Stored items from a collection –
•••

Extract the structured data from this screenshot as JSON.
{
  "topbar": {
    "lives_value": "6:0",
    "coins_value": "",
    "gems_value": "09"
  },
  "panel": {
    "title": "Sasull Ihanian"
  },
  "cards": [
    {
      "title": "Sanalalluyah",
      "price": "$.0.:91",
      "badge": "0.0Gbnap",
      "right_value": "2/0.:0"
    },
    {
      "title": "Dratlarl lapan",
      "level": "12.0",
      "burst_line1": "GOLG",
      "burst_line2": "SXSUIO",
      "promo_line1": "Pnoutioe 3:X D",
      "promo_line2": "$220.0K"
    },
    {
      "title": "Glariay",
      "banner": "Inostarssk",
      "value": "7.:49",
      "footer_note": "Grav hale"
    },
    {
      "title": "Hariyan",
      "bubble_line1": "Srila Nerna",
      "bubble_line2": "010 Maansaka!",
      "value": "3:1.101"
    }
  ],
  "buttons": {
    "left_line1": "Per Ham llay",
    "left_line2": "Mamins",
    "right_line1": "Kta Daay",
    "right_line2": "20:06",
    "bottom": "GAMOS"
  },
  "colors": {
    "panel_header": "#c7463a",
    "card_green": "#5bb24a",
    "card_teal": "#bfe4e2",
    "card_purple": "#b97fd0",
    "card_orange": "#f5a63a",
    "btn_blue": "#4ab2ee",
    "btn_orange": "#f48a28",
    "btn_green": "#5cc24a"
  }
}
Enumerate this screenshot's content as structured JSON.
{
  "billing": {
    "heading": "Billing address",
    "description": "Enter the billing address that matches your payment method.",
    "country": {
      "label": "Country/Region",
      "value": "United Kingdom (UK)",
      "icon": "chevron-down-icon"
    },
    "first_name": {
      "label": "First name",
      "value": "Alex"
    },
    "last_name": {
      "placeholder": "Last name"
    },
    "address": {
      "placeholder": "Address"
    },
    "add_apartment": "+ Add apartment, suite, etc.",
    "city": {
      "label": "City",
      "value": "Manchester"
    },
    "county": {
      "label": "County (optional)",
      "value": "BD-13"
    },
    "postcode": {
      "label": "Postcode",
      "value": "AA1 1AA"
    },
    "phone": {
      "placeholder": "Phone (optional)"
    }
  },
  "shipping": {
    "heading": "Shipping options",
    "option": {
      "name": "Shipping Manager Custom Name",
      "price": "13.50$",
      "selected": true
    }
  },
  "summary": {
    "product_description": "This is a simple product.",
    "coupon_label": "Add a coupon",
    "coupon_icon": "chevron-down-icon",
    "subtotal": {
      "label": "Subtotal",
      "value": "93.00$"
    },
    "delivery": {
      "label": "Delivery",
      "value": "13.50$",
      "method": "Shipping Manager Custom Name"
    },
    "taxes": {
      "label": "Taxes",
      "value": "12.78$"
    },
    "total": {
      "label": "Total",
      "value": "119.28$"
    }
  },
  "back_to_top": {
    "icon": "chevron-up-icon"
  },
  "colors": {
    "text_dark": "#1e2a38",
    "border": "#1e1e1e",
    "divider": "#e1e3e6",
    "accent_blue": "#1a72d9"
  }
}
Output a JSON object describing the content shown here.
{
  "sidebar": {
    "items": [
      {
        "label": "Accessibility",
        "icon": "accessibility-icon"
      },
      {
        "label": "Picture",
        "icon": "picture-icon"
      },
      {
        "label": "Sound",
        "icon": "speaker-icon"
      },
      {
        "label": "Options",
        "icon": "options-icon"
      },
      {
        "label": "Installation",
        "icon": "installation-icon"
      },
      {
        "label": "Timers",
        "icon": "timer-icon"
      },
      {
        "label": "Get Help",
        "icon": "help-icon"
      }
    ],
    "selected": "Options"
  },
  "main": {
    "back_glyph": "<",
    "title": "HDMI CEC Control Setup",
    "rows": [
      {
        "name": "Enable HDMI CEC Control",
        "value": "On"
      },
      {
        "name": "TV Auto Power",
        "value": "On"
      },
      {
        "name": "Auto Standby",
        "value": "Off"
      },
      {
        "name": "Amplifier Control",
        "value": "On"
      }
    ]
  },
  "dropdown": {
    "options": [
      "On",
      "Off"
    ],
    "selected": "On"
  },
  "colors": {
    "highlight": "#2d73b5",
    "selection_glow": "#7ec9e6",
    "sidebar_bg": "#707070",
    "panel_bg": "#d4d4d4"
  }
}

•••

PROBLEM TO SOLVE – Look over the listing above. Pick out and copy every line that includes "structured".

OUTPUT OF THE TASK –
Extract the structured data from this screenshot as JSON.
Enumerate this screenshot's content as structured JSON.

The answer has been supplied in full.